* start RECORDS PROVIDED *

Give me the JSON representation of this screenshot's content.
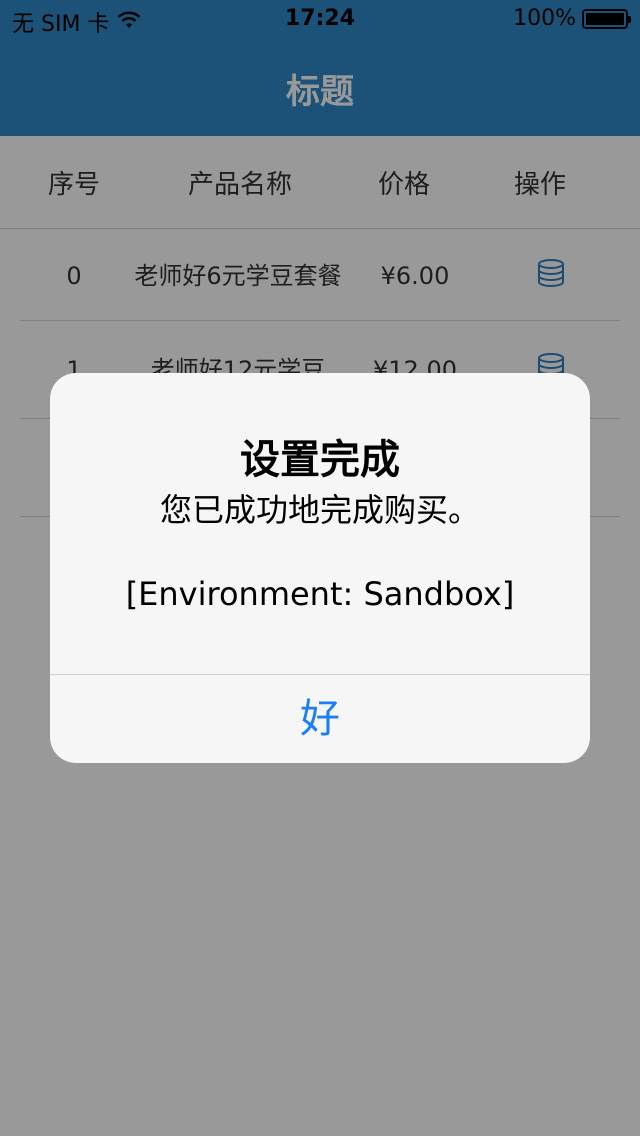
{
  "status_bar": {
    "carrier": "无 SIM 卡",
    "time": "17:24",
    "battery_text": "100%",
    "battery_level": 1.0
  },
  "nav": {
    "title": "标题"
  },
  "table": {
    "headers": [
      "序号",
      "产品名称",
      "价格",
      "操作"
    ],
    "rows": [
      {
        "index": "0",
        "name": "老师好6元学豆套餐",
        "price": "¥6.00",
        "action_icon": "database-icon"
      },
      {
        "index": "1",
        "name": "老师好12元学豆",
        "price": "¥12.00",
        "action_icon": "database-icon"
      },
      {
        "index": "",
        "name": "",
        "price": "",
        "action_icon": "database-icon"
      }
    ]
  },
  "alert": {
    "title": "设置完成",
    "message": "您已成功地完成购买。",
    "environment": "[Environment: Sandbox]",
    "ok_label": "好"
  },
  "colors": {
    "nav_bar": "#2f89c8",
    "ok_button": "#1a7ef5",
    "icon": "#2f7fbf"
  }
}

* end RECORDS PROVIDED *

→ **STATED PROBLEM**: Give every line above again exactly, with no pictures.

→ **THE OUTPUT**:
Give me the JSON representation of this screenshot's content.
{
  "status_bar": {
    "carrier": "无 SIM 卡",
    "time": "17:24",
    "battery_text": "100%",
    "battery_level": 1.0
  },
  "nav": {
    "title": "标题"
  },
  "table": {
    "headers": [
      "序号",
      "产品名称",
      "价格",
      "操作"
    ],
    "rows": [
      {
        "index": "0",
        "name": "老师好6元学豆套餐",
        "price": "¥6.00",
        "action_icon": "database-icon"
      },
      {
        "index": "1",
        "name": "老师好12元学豆",
        "price": "¥12.00",
        "action_icon": "database-icon"
      },
      {
        "index": "",
        "name": "",
        "price": "",
        "action_icon": "database-icon"
      }
    ]
  },
  "alert": {
    "title": "设置完成",
    "message": "您已成功地完成购买。",
    "environment": "[Environment: Sandbox]",
    "ok_label": "好"
  },
  "colors": {
    "nav_bar": "#2f89c8",
    "ok_button": "#1a7ef5",
    "icon": "#2f7fbf"
  }
}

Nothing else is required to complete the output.